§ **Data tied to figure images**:
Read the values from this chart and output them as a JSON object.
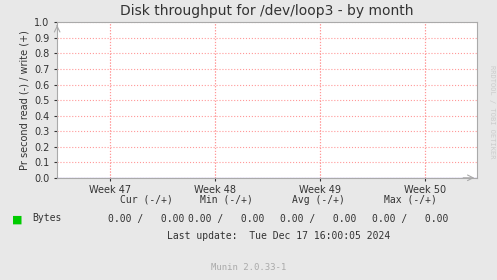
{
  "title": "Disk throughput for /dev/loop3 - by month",
  "ylabel": "Pr second read (-) / write (+)",
  "background_color": "#e8e8e8",
  "plot_background_color": "#ffffff",
  "grid_color": "#ff9999",
  "border_color": "#aaaaaa",
  "line_color": "#0000cc",
  "ylim": [
    0.0,
    1.0
  ],
  "yticks": [
    0.0,
    0.1,
    0.2,
    0.3,
    0.4,
    0.5,
    0.6,
    0.7,
    0.8,
    0.9,
    1.0
  ],
  "xtick_labels": [
    "Week 47",
    "Week 48",
    "Week 49",
    "Week 50"
  ],
  "legend_color": "#00cc00",
  "legend_label": "Bytes",
  "cur_label": "Cur (-/+)",
  "min_label": "Min (-/+)",
  "avg_label": "Avg (-/+)",
  "max_label": "Max (-/+)",
  "cur_val": "0.00 /   0.00",
  "min_val": "0.00 /   0.00",
  "avg_val": "0.00 /   0.00",
  "max_val": "0.00 /   0.00",
  "last_update": "Last update:  Tue Dec 17 16:00:05 2024",
  "munin_version": "Munin 2.0.33-1",
  "side_label": "RRDTOOL / TOBI OETIKER",
  "title_fontsize": 10,
  "ylabel_fontsize": 7,
  "tick_fontsize": 7,
  "footer_fontsize": 7,
  "side_fontsize": 5
}
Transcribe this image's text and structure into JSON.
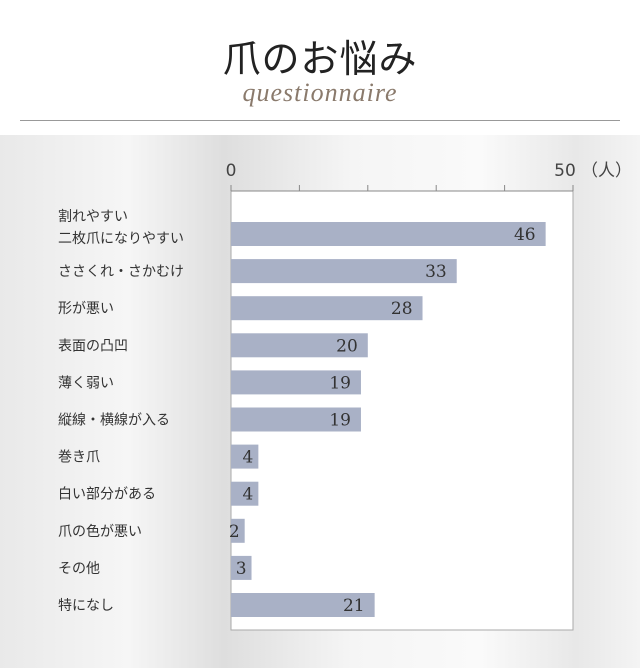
{
  "header": {
    "title": "爪のお悩み",
    "subtitle": "questionnaire"
  },
  "chart_data": {
    "type": "bar",
    "orientation": "horizontal",
    "title": "",
    "xlabel": "",
    "ylabel": "",
    "unit": "（人）",
    "xlim": [
      0,
      50
    ],
    "ticks": [
      0,
      10,
      20,
      30,
      40,
      50
    ],
    "tick_labels": [
      "0",
      "50"
    ],
    "categories": [
      "割れやすい\n二枚爪になりやすい",
      "ささくれ・さかむけ",
      "形が悪い",
      "表面の凸凹",
      "薄く弱い",
      "縦線・横線が入る",
      "巻き爪",
      "白い部分がある",
      "爪の色が悪い",
      "その他",
      "特になし"
    ],
    "values": [
      46,
      33,
      28,
      20,
      19,
      19,
      4,
      4,
      2,
      3,
      21
    ],
    "grid": false,
    "bar_color": "#a9b1c6"
  }
}
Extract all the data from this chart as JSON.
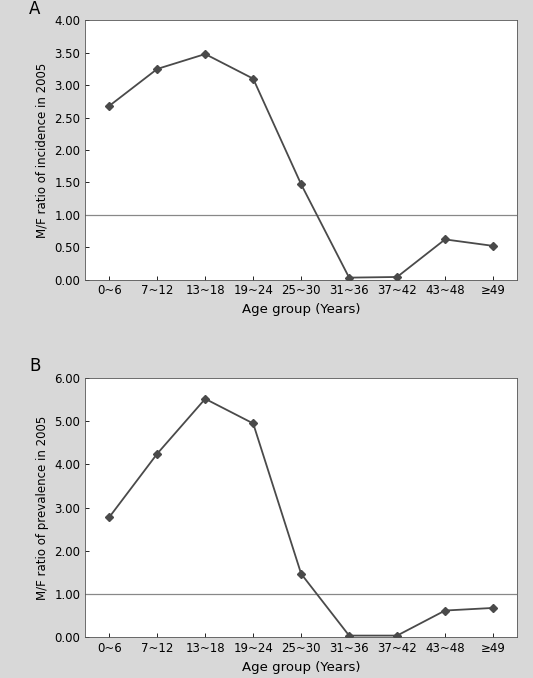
{
  "age_labels": [
    "0~6",
    "7~12",
    "13~18",
    "19~24",
    "25~30",
    "31~36",
    "37~42",
    "43~48",
    "≥49"
  ],
  "incidence_values": [
    2.68,
    3.25,
    3.48,
    3.1,
    1.47,
    0.03,
    0.04,
    0.62,
    0.52
  ],
  "prevalence_values": [
    2.78,
    4.25,
    5.52,
    4.95,
    1.47,
    0.04,
    0.04,
    0.62,
    0.68
  ],
  "panel_A_ylabel": "M/F ratio of incidence in 2005",
  "panel_B_ylabel": "M/F ratio of prevalence in 2005",
  "xlabel": "Age group (Years)",
  "panel_A_ylim": [
    0.0,
    4.0
  ],
  "panel_B_ylim": [
    0.0,
    6.0
  ],
  "panel_A_yticks": [
    0.0,
    0.5,
    1.0,
    1.5,
    2.0,
    2.5,
    3.0,
    3.5,
    4.0
  ],
  "panel_B_yticks": [
    0.0,
    1.0,
    2.0,
    3.0,
    4.0,
    5.0,
    6.0
  ],
  "hline_value": 1.0,
  "line_color": "#4a4a4a",
  "hline_color": "#888888",
  "marker": "D",
  "marker_size": 4,
  "line_width": 1.3,
  "label_A": "A",
  "label_B": "B",
  "fig_bg_color": "#d8d8d8",
  "panel_bg_color": "#ffffff",
  "fig_width": 5.33,
  "fig_height": 6.78,
  "dpi": 100
}
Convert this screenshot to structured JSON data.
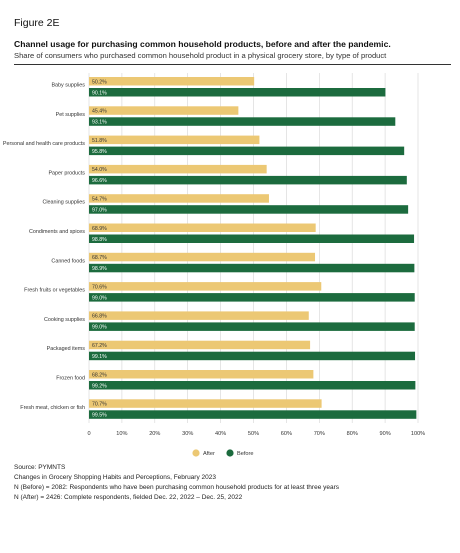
{
  "figure_label": "Figure 2E",
  "title": "Channel usage for purchasing common household products, before and after the pandemic.",
  "subtitle": "Share of consumers who purchased common household product in a physical grocery store, by type of product",
  "colors": {
    "after": "#ecc874",
    "before": "#1c6b3e",
    "grid": "#d4d4d4"
  },
  "chart_data": {
    "type": "bar",
    "orientation": "horizontal",
    "categories": [
      "Baby supplies",
      "Pet supplies",
      "Personal and health care products",
      "Paper products",
      "Cleaning supplies",
      "Condiments and spices",
      "Canned foods",
      "Fresh fruits or vegetables",
      "Cooking supplies",
      "Packaged items",
      "Frozen food",
      "Fresh meat, chicken or fish"
    ],
    "series": [
      {
        "name": "After",
        "color": "#ecc874",
        "values": [
          50.2,
          45.4,
          51.8,
          54.0,
          54.7,
          68.9,
          68.7,
          70.6,
          66.8,
          67.2,
          68.2,
          70.7
        ],
        "labels": [
          "50.2%",
          "45.4%",
          "51.8%",
          "54.0%",
          "54.7%",
          "68.9%",
          "68.7%",
          "70.6%",
          "66.8%",
          "67.2%",
          "68.2%",
          "70.7%"
        ]
      },
      {
        "name": "Before",
        "color": "#1c6b3e",
        "values": [
          90.1,
          93.1,
          95.8,
          96.6,
          97.0,
          98.8,
          98.9,
          99.0,
          99.0,
          99.1,
          99.2,
          99.5
        ],
        "labels": [
          "90.1%",
          "93.1%",
          "95.8%",
          "96.6%",
          "97.0%",
          "98.8%",
          "98.9%",
          "99.0%",
          "99.0%",
          "99.1%",
          "99.2%",
          "99.5%"
        ]
      }
    ],
    "xlim": [
      0,
      100
    ],
    "xticks": [
      "0",
      "10%",
      "20%",
      "30%",
      "40%",
      "50%",
      "60%",
      "70%",
      "80%",
      "90%",
      "100%"
    ],
    "grid": true,
    "legend": "bottom-center"
  },
  "source": [
    "Source: PYMNTS",
    "Changes in Grocery Shopping Habits and Perceptions, February 2023",
    "N (Before) = 2082: Respondents who have been purchasing common household products for at least three years",
    "N (After) = 2426: Complete respondents, fielded Dec. 22, 2022 – Dec. 25, 2022"
  ]
}
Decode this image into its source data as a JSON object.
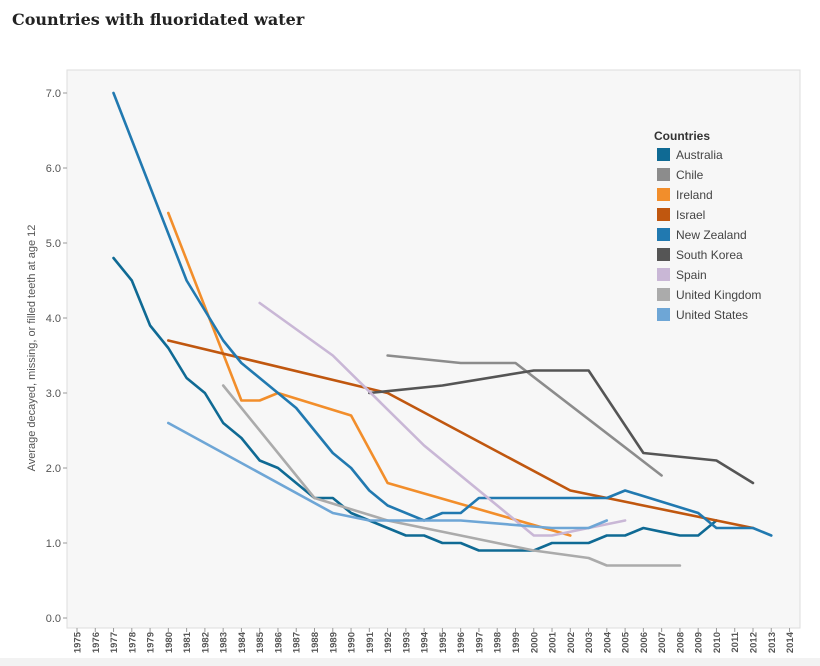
{
  "page": {
    "title": "Countries with fluoridated water"
  },
  "chart_data": {
    "type": "line",
    "title": "Countries with fluoridated water",
    "ylabel": "Average decayed, missing, or filled teeth at age 12",
    "xlabel": "",
    "ylim": [
      0,
      7.3
    ],
    "yticks": [
      "0.0",
      "1.0",
      "2.0",
      "3.0",
      "4.0",
      "5.0",
      "6.0",
      "7.0"
    ],
    "x_categories": [
      "1975",
      "1976",
      "1977",
      "1978",
      "1979",
      "1980",
      "1981",
      "1982",
      "1983",
      "1984",
      "1985",
      "1986",
      "1987",
      "1988",
      "1989",
      "1990",
      "1991",
      "1992",
      "1993",
      "1994",
      "1995",
      "1996",
      "1997",
      "1998",
      "1999",
      "2000",
      "2001",
      "2002",
      "2003",
      "2004",
      "2005",
      "2006",
      "2007",
      "2008",
      "2009",
      "2010",
      "2011",
      "2012",
      "2013",
      "2014"
    ],
    "grid": false,
    "legend_title": "Countries",
    "legend_position": "top-right",
    "series": [
      {
        "name": "Australia",
        "color": "#0f6a94",
        "points": [
          [
            1977,
            4.8
          ],
          [
            1978,
            4.5
          ],
          [
            1979,
            3.9
          ],
          [
            1980,
            3.6
          ],
          [
            1981,
            3.2
          ],
          [
            1982,
            3.0
          ],
          [
            1983,
            2.6
          ],
          [
            1984,
            2.4
          ],
          [
            1985,
            2.1
          ],
          [
            1986,
            2.0
          ],
          [
            1987,
            1.8
          ],
          [
            1988,
            1.6
          ],
          [
            1989,
            1.6
          ],
          [
            1990,
            1.4
          ],
          [
            1991,
            1.3
          ],
          [
            1992,
            1.2
          ],
          [
            1993,
            1.1
          ],
          [
            1994,
            1.1
          ],
          [
            1995,
            1.0
          ],
          [
            1996,
            1.0
          ],
          [
            1997,
            0.9
          ],
          [
            1998,
            0.9
          ],
          [
            1999,
            0.9
          ],
          [
            2000,
            0.9
          ],
          [
            2001,
            1.0
          ],
          [
            2002,
            1.0
          ],
          [
            2003,
            1.0
          ],
          [
            2004,
            1.1
          ],
          [
            2005,
            1.1
          ],
          [
            2006,
            1.2
          ],
          [
            2007,
            1.15
          ],
          [
            2008,
            1.1
          ],
          [
            2009,
            1.1
          ],
          [
            2010,
            1.3
          ]
        ]
      },
      {
        "name": "Chile",
        "color": "#8c8c8c",
        "points": [
          [
            1992,
            3.5
          ],
          [
            1996,
            3.4
          ],
          [
            1999,
            3.4
          ],
          [
            2007,
            1.9
          ]
        ]
      },
      {
        "name": "Ireland",
        "color": "#f28e2b",
        "points": [
          [
            1980,
            5.4
          ],
          [
            1984,
            2.9
          ],
          [
            1985,
            2.9
          ],
          [
            1986,
            3.0
          ],
          [
            1990,
            2.7
          ],
          [
            1992,
            1.8
          ],
          [
            2002,
            1.1
          ]
        ]
      },
      {
        "name": "Israel",
        "color": "#c0570f",
        "points": [
          [
            1980,
            3.7
          ],
          [
            1992,
            3.0
          ],
          [
            2002,
            1.7
          ],
          [
            2012,
            1.2
          ]
        ]
      },
      {
        "name": "New Zealand",
        "color": "#2179b0",
        "points": [
          [
            1977,
            7.0
          ],
          [
            1981,
            4.5
          ],
          [
            1983,
            3.7
          ],
          [
            1984,
            3.4
          ],
          [
            1987,
            2.8
          ],
          [
            1989,
            2.2
          ],
          [
            1990,
            2.0
          ],
          [
            1991,
            1.7
          ],
          [
            1992,
            1.5
          ],
          [
            1994,
            1.3
          ],
          [
            1995,
            1.4
          ],
          [
            1996,
            1.4
          ],
          [
            1997,
            1.6
          ],
          [
            1998,
            1.6
          ],
          [
            2000,
            1.6
          ],
          [
            2004,
            1.6
          ],
          [
            2005,
            1.7
          ],
          [
            2009,
            1.4
          ],
          [
            2010,
            1.2
          ],
          [
            2012,
            1.2
          ],
          [
            2013,
            1.1
          ]
        ]
      },
      {
        "name": "South Korea",
        "color": "#555555",
        "points": [
          [
            1991,
            3.0
          ],
          [
            1995,
            3.1
          ],
          [
            2000,
            3.3
          ],
          [
            2003,
            3.3
          ],
          [
            2006,
            2.2
          ],
          [
            2010,
            2.1
          ],
          [
            2012,
            1.8
          ]
        ]
      },
      {
        "name": "Spain",
        "color": "#c9b7d6",
        "points": [
          [
            1985,
            4.2
          ],
          [
            1989,
            3.5
          ],
          [
            1994,
            2.3
          ],
          [
            2000,
            1.1
          ],
          [
            2001,
            1.1
          ],
          [
            2005,
            1.3
          ]
        ]
      },
      {
        "name": "United Kingdom",
        "color": "#ababab",
        "points": [
          [
            1983,
            3.1
          ],
          [
            1988,
            1.6
          ],
          [
            1992,
            1.3
          ],
          [
            1996,
            1.1
          ],
          [
            2000,
            0.9
          ],
          [
            2003,
            0.8
          ],
          [
            2004,
            0.7
          ],
          [
            2008,
            0.7
          ]
        ]
      },
      {
        "name": "United States",
        "color": "#6ea6d6",
        "points": [
          [
            1980,
            2.6
          ],
          [
            1989,
            1.4
          ],
          [
            1991,
            1.3
          ],
          [
            1996,
            1.3
          ],
          [
            2001,
            1.2
          ],
          [
            2003,
            1.2
          ],
          [
            2004,
            1.3
          ]
        ]
      }
    ]
  }
}
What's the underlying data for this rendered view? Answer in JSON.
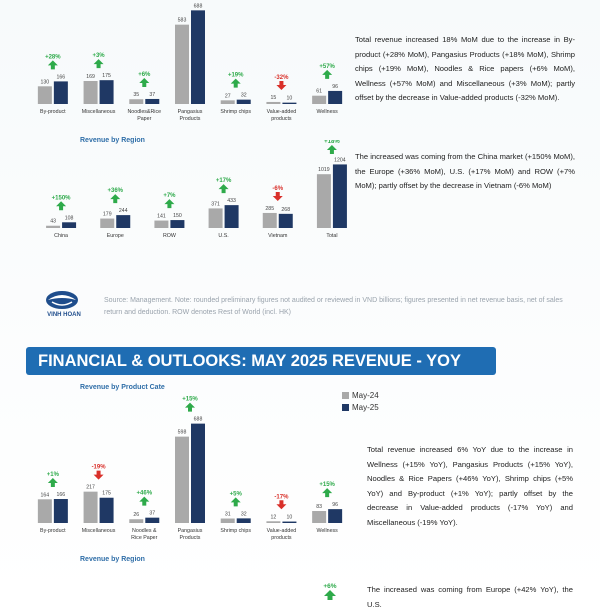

§ **What needs to be done**: Copy out every line that includes the word "products".

§ **Response below**:
  "title": "Channel usage for purchasing common household products, before and after the pandemic.",
      "Personal and health care products",
      "Paper products",
    "N (Before) = 2082: Respondents who have been purchasing common household products for at least three years",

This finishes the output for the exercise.